**DIRECTIONS:** Collect all lines from the listing that include the string "dụng".

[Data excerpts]
╭──

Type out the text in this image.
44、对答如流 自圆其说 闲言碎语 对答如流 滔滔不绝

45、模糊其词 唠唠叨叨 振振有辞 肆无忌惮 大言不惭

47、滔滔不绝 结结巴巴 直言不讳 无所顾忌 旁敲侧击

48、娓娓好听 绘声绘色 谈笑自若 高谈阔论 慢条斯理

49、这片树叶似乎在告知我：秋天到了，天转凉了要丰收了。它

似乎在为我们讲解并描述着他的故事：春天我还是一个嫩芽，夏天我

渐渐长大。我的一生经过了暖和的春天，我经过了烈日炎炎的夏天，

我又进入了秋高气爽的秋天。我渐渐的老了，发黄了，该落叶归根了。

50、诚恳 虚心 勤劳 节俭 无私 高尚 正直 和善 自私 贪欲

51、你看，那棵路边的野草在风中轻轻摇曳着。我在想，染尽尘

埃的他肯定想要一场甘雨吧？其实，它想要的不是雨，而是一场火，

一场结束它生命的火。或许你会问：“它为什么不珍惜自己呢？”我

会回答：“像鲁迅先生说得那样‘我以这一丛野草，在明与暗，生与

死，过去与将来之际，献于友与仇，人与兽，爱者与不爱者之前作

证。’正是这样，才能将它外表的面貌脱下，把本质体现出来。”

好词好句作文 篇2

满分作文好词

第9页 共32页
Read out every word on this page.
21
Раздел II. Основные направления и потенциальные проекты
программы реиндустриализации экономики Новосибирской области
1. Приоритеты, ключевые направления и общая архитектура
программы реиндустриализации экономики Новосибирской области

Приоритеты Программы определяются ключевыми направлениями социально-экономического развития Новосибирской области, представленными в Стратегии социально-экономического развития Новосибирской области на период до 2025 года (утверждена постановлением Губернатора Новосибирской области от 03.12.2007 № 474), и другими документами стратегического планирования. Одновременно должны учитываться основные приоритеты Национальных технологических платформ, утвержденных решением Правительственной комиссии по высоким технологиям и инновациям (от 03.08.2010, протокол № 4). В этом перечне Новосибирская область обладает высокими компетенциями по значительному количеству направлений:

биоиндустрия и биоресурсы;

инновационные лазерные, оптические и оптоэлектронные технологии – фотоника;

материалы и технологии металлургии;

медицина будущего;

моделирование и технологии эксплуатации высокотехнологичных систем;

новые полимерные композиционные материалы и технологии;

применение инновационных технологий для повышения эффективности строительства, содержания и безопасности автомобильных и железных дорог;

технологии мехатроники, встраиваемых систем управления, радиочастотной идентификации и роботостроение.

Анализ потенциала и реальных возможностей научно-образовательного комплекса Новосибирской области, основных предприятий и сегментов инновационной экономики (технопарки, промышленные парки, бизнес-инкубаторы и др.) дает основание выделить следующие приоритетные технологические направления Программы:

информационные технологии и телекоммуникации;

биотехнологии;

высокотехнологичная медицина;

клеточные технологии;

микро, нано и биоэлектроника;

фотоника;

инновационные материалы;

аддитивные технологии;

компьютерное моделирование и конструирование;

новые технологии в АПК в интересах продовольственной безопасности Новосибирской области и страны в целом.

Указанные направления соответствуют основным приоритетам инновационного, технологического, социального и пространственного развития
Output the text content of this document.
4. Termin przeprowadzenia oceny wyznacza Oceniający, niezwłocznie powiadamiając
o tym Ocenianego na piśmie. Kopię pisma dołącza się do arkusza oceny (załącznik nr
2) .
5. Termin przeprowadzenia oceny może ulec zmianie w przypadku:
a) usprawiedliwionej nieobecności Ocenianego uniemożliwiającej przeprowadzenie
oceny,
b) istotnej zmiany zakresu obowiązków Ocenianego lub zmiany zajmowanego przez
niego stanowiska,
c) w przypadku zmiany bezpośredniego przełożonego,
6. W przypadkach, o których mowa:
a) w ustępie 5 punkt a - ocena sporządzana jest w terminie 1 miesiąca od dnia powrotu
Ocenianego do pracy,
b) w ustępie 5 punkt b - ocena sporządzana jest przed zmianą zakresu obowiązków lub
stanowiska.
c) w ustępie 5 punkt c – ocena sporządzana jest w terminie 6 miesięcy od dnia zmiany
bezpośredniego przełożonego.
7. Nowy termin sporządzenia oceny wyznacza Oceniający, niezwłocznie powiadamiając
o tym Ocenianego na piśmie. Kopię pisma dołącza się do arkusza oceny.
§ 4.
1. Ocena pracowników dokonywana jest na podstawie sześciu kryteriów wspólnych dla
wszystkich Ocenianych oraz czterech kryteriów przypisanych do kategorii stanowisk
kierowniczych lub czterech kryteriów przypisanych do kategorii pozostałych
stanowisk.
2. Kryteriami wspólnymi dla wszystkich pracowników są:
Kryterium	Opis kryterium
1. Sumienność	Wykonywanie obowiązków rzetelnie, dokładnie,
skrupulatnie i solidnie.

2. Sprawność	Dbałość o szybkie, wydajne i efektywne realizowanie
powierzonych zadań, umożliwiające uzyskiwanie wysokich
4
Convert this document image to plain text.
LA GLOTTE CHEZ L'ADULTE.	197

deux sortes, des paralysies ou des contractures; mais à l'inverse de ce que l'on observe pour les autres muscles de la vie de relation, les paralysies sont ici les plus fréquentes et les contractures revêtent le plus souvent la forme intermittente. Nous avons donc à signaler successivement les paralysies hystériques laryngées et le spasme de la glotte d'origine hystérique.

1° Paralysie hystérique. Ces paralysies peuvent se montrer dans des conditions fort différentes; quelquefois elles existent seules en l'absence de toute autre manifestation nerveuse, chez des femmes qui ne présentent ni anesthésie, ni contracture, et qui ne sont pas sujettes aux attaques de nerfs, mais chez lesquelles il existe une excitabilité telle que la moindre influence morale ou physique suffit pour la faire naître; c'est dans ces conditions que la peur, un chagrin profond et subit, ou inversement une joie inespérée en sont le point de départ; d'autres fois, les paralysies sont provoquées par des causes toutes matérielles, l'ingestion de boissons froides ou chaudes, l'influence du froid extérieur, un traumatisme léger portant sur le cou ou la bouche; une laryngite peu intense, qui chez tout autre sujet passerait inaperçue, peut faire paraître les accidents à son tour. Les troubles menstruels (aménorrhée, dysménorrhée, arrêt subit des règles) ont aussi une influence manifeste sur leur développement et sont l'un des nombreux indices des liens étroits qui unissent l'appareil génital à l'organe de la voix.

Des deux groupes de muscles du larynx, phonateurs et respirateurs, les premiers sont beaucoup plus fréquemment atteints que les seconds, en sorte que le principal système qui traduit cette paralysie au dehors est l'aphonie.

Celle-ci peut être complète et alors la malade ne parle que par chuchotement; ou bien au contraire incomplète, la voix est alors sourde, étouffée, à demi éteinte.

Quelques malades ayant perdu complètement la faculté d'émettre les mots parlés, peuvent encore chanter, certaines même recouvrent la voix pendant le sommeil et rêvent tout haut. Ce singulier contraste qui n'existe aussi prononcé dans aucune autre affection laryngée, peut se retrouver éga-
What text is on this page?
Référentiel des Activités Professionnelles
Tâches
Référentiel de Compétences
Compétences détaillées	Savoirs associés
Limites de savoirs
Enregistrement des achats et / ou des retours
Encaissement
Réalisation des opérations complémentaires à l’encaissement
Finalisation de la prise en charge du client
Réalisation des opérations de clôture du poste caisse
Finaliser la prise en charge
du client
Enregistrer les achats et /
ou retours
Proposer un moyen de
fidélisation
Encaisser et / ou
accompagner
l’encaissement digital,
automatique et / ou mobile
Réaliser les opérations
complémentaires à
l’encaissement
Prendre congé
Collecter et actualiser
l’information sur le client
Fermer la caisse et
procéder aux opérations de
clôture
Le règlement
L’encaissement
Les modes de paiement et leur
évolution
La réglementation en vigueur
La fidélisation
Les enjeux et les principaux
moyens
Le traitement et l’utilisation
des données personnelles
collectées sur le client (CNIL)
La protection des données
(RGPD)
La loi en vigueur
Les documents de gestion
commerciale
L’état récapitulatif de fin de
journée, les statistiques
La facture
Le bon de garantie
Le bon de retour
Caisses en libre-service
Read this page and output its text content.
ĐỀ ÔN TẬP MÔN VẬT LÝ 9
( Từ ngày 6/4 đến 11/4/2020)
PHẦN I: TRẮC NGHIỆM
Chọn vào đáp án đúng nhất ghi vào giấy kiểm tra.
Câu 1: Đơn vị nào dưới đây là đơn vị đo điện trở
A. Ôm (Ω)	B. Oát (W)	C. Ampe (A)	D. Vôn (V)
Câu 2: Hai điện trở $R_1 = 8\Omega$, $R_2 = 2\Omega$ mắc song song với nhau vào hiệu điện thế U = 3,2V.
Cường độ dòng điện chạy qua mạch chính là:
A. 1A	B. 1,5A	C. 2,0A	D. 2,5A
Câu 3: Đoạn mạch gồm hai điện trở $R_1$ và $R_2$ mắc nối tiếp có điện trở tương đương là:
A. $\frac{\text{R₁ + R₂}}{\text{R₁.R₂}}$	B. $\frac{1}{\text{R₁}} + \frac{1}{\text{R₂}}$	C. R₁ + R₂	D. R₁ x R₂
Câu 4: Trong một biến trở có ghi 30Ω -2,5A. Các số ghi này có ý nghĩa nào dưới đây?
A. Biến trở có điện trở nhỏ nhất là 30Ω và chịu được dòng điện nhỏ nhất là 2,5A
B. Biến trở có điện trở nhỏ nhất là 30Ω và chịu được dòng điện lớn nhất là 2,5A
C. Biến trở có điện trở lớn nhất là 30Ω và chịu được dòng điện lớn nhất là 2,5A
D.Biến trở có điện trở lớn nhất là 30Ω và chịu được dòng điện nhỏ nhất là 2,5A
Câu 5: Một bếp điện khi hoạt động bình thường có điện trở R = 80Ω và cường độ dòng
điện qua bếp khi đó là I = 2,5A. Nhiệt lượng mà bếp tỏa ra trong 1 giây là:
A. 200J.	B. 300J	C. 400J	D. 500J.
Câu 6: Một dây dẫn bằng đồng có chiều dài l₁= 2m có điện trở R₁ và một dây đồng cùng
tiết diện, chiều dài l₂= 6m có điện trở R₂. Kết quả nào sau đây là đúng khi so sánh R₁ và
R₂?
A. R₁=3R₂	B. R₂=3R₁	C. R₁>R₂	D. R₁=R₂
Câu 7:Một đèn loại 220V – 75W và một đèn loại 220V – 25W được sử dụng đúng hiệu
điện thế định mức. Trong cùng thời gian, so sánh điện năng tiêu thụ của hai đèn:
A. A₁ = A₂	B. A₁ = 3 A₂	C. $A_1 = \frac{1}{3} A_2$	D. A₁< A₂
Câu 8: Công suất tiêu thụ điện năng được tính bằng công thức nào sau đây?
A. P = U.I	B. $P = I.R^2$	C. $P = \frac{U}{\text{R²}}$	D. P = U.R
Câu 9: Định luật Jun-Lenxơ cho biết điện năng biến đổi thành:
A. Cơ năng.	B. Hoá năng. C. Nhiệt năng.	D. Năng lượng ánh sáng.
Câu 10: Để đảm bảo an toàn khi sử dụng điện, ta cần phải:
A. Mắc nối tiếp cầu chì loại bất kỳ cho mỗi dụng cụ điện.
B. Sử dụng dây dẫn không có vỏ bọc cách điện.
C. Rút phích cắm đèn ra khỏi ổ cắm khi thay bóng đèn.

╰──

**SOLUTION TO THIS PROBLEM:**
Câu 7:Một đèn loại 220V – 75W và một đèn loại 220V – 25W được sử dụng đúng hiệu
Câu 10: Để đảm bảo an toàn khi sử dụng điện, ta cần phải:
A. Mắc nối tiếp cầu chì loại bất kỳ cho mỗi dụng cụ điện.
B. Sử dụng dây dẫn không có vỏ bọc cách điện.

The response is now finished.